> _SHORT TASK_: Reproduce each line exactly.
START STORED ROWS
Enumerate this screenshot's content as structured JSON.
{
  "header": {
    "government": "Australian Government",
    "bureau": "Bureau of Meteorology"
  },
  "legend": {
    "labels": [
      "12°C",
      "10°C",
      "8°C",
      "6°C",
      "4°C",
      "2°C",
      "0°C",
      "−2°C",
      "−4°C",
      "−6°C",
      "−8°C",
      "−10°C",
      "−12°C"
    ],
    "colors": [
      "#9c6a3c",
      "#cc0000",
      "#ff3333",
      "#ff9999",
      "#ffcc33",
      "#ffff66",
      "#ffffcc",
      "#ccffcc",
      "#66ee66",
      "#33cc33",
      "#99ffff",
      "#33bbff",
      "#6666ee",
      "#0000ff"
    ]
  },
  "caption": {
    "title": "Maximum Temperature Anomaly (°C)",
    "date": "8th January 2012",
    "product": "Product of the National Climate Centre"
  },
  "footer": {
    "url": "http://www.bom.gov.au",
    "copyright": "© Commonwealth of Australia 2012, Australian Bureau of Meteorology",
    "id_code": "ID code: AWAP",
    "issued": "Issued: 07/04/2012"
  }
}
END STORED ROWS
> _RESULT FOR THIS EXERCISE_:
Enumerate this screenshot's content as structured JSON.
{
  "header": {
    "government": "Australian Government",
    "bureau": "Bureau of Meteorology"
  },
  "legend": {
    "labels": [
      "12°C",
      "10°C",
      "8°C",
      "6°C",
      "4°C",
      "2°C",
      "0°C",
      "−2°C",
      "−4°C",
      "−6°C",
      "−8°C",
      "−10°C",
      "−12°C"
    ],
    "colors": [
      "#9c6a3c",
      "#cc0000",
      "#ff3333",
      "#ff9999",
      "#ffcc33",
      "#ffff66",
      "#ffffcc",
      "#ccffcc",
      "#66ee66",
      "#33cc33",
      "#99ffff",
      "#33bbff",
      "#6666ee",
      "#0000ff"
    ]
  },
  "caption": {
    "title": "Maximum Temperature Anomaly (°C)",
    "date": "8th January 2012",
    "product": "Product of the National Climate Centre"
  },
  "footer": {
    "url": "http://www.bom.gov.au",
    "copyright": "© Commonwealth of Australia 2012, Australian Bureau of Meteorology",
    "id_code": "ID code: AWAP",
    "issued": "Issued: 07/04/2012"
  }
}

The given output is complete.